= Task objective =
Restate the entries below verbatim.

= Entries shown =
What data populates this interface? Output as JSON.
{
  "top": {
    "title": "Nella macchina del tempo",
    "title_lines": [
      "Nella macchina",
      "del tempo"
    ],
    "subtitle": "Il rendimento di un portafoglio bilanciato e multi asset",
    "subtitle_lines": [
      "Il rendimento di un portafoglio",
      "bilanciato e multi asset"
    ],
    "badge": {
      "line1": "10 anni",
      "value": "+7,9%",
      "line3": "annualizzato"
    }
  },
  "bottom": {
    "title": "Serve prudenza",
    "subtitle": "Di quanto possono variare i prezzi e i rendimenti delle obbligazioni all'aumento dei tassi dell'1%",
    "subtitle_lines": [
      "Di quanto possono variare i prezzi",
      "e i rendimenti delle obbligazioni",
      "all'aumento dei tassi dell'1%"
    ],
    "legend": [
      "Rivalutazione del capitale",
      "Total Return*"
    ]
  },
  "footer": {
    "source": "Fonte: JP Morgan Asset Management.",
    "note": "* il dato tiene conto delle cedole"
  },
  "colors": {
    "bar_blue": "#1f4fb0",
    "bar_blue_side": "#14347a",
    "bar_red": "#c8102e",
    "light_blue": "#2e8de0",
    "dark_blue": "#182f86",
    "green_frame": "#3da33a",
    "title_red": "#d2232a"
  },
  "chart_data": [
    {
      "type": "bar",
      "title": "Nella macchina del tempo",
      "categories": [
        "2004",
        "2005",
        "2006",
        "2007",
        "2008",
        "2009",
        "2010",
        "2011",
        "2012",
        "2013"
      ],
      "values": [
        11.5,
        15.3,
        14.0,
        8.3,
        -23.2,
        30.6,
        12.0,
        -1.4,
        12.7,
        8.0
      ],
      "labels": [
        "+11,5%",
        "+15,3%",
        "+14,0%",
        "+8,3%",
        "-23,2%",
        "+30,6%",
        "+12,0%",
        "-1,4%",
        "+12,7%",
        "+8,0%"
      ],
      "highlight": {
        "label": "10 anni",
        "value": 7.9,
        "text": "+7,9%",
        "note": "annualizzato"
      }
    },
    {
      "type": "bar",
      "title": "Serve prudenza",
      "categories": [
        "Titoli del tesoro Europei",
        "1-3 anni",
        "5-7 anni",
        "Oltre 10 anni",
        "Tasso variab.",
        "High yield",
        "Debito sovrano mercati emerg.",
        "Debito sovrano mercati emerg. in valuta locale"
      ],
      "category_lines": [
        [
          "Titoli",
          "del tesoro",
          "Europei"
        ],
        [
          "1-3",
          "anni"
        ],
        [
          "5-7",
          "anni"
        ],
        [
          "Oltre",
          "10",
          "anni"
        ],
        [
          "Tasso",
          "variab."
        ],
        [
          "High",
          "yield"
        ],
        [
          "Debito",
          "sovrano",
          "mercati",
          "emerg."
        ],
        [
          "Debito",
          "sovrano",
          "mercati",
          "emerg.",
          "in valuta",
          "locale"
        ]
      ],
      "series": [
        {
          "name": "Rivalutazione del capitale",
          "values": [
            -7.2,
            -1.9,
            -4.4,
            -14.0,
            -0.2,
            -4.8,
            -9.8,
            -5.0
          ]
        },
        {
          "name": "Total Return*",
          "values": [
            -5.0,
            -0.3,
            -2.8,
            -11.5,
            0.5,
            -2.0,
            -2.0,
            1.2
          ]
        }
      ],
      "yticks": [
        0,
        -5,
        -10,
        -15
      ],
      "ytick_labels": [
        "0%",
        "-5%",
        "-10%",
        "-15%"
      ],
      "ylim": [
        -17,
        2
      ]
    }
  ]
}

= Complete output =
What data populates this interface? Output as JSON.
{
  "top": {
    "title": "Nella macchina del tempo",
    "title_lines": [
      "Nella macchina",
      "del tempo"
    ],
    "subtitle": "Il rendimento di un portafoglio bilanciato e multi asset",
    "subtitle_lines": [
      "Il rendimento di un portafoglio",
      "bilanciato e multi asset"
    ],
    "badge": {
      "line1": "10 anni",
      "value": "+7,9%",
      "line3": "annualizzato"
    }
  },
  "bottom": {
    "title": "Serve prudenza",
    "subtitle": "Di quanto possono variare i prezzi e i rendimenti delle obbligazioni all'aumento dei tassi dell'1%",
    "subtitle_lines": [
      "Di quanto possono variare i prezzi",
      "e i rendimenti delle obbligazioni",
      "all'aumento dei tassi dell'1%"
    ],
    "legend": [
      "Rivalutazione del capitale",
      "Total Return*"
    ]
  },
  "footer": {
    "source": "Fonte: JP Morgan Asset Management.",
    "note": "* il dato tiene conto delle cedole"
  },
  "colors": {
    "bar_blue": "#1f4fb0",
    "bar_blue_side": "#14347a",
    "bar_red": "#c8102e",
    "light_blue": "#2e8de0",
    "dark_blue": "#182f86",
    "green_frame": "#3da33a",
    "title_red": "#d2232a"
  },
  "chart_data": [
    {
      "type": "bar",
      "title": "Nella macchina del tempo",
      "categories": [
        "2004",
        "2005",
        "2006",
        "2007",
        "2008",
        "2009",
        "2010",
        "2011",
        "2012",
        "2013"
      ],
      "values": [
        11.5,
        15.3,
        14.0,
        8.3,
        -23.2,
        30.6,
        12.0,
        -1.4,
        12.7,
        8.0
      ],
      "labels": [
        "+11,5%",
        "+15,3%",
        "+14,0%",
        "+8,3%",
        "-23,2%",
        "+30,6%",
        "+12,0%",
        "-1,4%",
        "+12,7%",
        "+8,0%"
      ],
      "highlight": {
        "label": "10 anni",
        "value": 7.9,
        "text": "+7,9%",
        "note": "annualizzato"
      }
    },
    {
      "type": "bar",
      "title": "Serve prudenza",
      "categories": [
        "Titoli del tesoro Europei",
        "1-3 anni",
        "5-7 anni",
        "Oltre 10 anni",
        "Tasso variab.",
        "High yield",
        "Debito sovrano mercati emerg.",
        "Debito sovrano mercati emerg. in valuta locale"
      ],
      "category_lines": [
        [
          "Titoli",
          "del tesoro",
          "Europei"
        ],
        [
          "1-3",
          "anni"
        ],
        [
          "5-7",
          "anni"
        ],
        [
          "Oltre",
          "10",
          "anni"
        ],
        [
          "Tasso",
          "variab."
        ],
        [
          "High",
          "yield"
        ],
        [
          "Debito",
          "sovrano",
          "mercati",
          "emerg."
        ],
        [
          "Debito",
          "sovrano",
          "mercati",
          "emerg.",
          "in valuta",
          "locale"
        ]
      ],
      "series": [
        {
          "name": "Rivalutazione del capitale",
          "values": [
            -7.2,
            -1.9,
            -4.4,
            -14.0,
            -0.2,
            -4.8,
            -9.8,
            -5.0
          ]
        },
        {
          "name": "Total Return*",
          "values": [
            -5.0,
            -0.3,
            -2.8,
            -11.5,
            0.5,
            -2.0,
            -2.0,
            1.2
          ]
        }
      ],
      "yticks": [
        0,
        -5,
        -10,
        -15
      ],
      "ytick_labels": [
        "0%",
        "-5%",
        "-10%",
        "-15%"
      ],
      "ylim": [
        -17,
        2
      ]
    }
  ]
}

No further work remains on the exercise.